TASK DETAILS => Report only the number of lines that hold the word "消费养老".

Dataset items
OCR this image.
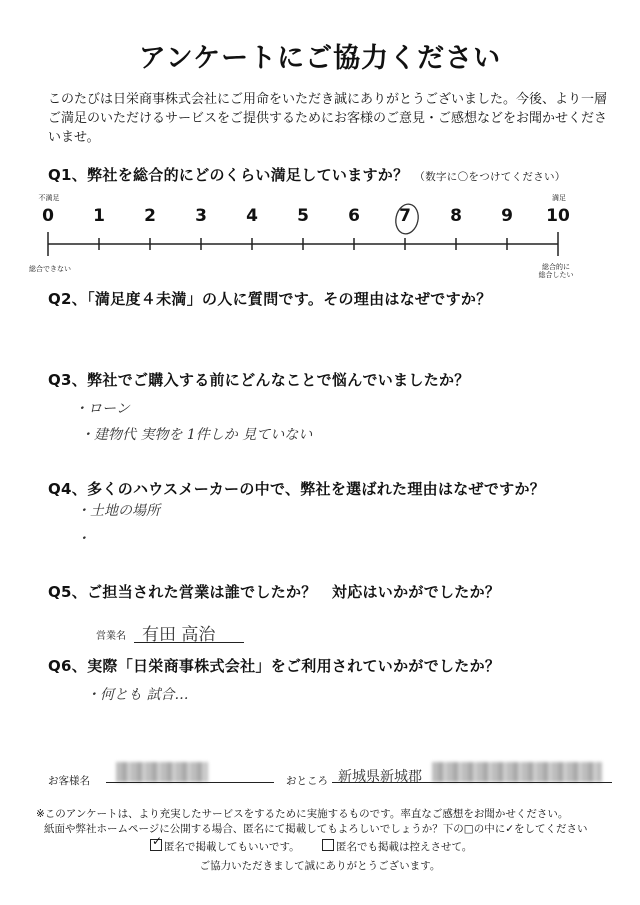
アンケートにご協力ください
このたびは日栄商事株式会社にご用命をいただき誠にありがとうございました。今後、より一層ご満足のいただけるサービスをご提供するためにお客様のご意見・ご感想などをお聞かせくださいませ。
Q1、弊社を総合的にどのくらい満足していますか？ （数字に〇をつけてください）
不満足	満足
0	1	2	3	4	5	6	7	8	9	10
総合できない	総合的に 総合したい
Q2、「満足度４未満」の人に質問です。その理由はなぜですか？
Q3、弊社でご購入する前にどんなことで悩んでいましたか？
・ローン
・建物代 実物を 1件しか 見ていない
Q4、多くのハウスメーカーの中で、弊社を選ばれた理由はなぜですか？
・土地の場所
・
Q5、ご担当された営業は誰でしたか？　対応はいかがでしたか？
営業名 有田 高治
Q6、実際「日栄商事株式会社」をご利用されていかがでしたか？
・何とも 試合…
お客様名	おところ 新城県新城郡
※このアンケートは、より充実したサービスをするために実施するものです。率直なご感想をお聞かせください。
紙面や弊社ホームページに公開する場合、匿名にて掲載してもよろしいでしょうか？下の□の中に✓をしてください
✓ 匿名で掲載してもいいです。	匿名でも掲載は控えさせて。
ご協力いただきまして誠にありがとうございます。
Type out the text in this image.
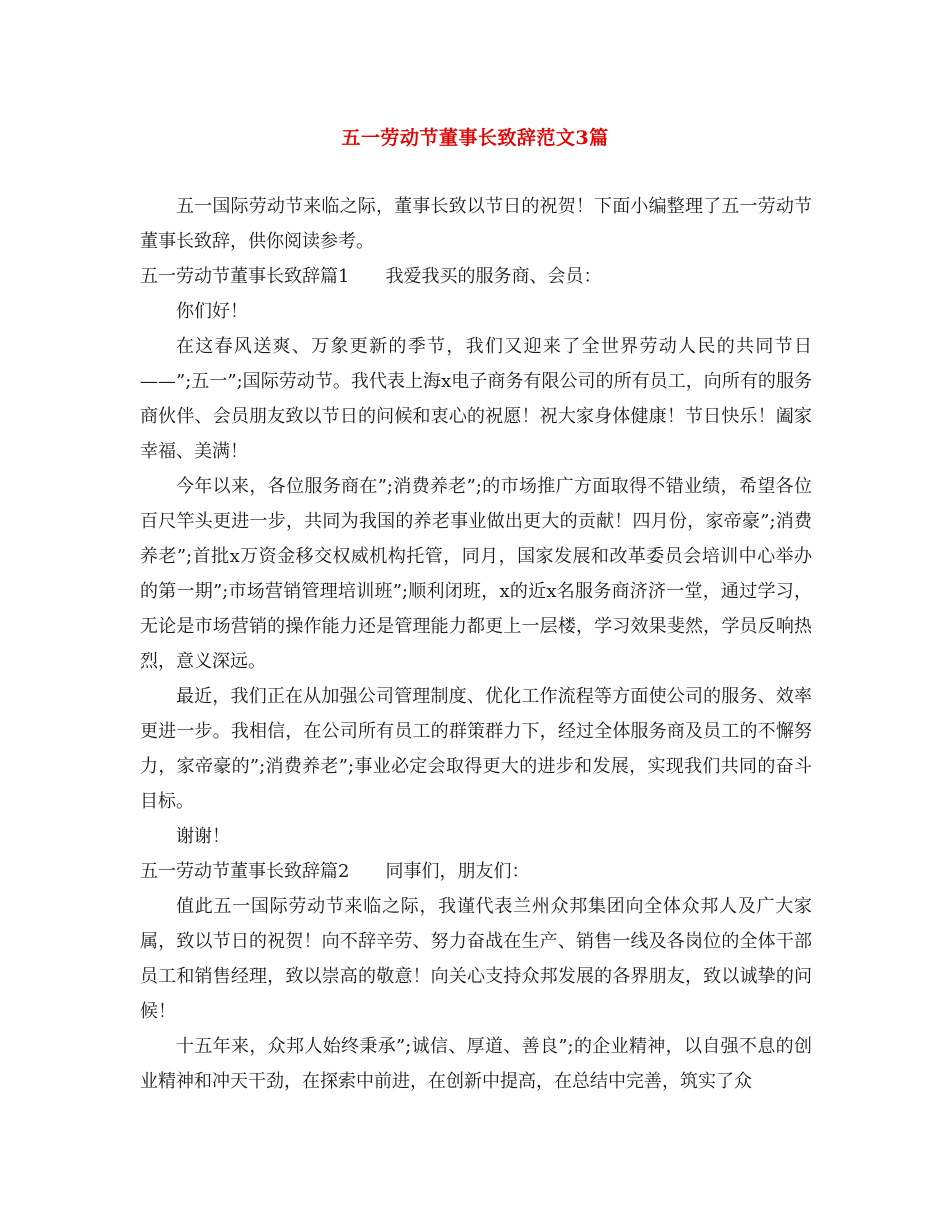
五一劳动节董事长致辞范文3篇

五一国际劳动节来临之际，董事长致以节日的祝贺！下面小编整理了五一劳动节董事长致辞，供你阅读参考。

五一劳动节董事长致辞篇1 我爱我买的服务商、会员：

你们好！

在这春风送爽、万象更新的季节，我们又迎来了全世界劳动人民的共同节日——”;五一”;国际劳动节。我代表上海x电子商务有限公司的所有员工，向所有的服务商伙伴、会员朋友致以节日的问候和衷心的祝愿！祝大家身体健康！节日快乐！阖家幸福、美满！

今年以来，各位服务商在”;消费养老”;的市场推广方面取得不错业绩，希望各位百尺竿头更进一步，共同为我国的养老事业做出更大的贡献！四月份，家帝豪”;消费养老”;首批x万资金移交权威机构托管，同月，国家发展和改革委员会培训中心举办的第一期”;市场营销管理培训班”;顺利闭班，x的近x名服务商济济一堂，通过学习，无论是市场营销的操作能力还是管理能力都更上一层楼，学习效果斐然，学员反响热烈，意义深远。

最近，我们正在从加强公司管理制度、优化工作流程等方面使公司的服务、效率更进一步。我相信，在公司所有员工的群策群力下，经过全体服务商及员工的不懈努力，家帝豪的”;消费养老”;事业必定会取得更大的进步和发展，实现我们共同的奋斗目标。

谢谢！

五一劳动节董事长致辞篇2 同事们，朋友们：

值此五一国际劳动节来临之际，我谨代表兰州众邦集团向全体众邦人及广大家属，致以节日的祝贺！向不辞辛劳、努力奋战在生产、销售一线及各岗位的全体干部员工和销售经理，致以崇高的敬意！向关心支持众邦发展的各界朋友，致以诚挚的问候！

十五年来，众邦人始终秉承”;诚信、厚道、善良”;的企业精神，以自强不息的创业精神和冲天干劲，在探索中前进，在创新中提高，在总结中完善，筑实了众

ANSWER FOR THE TASK => 2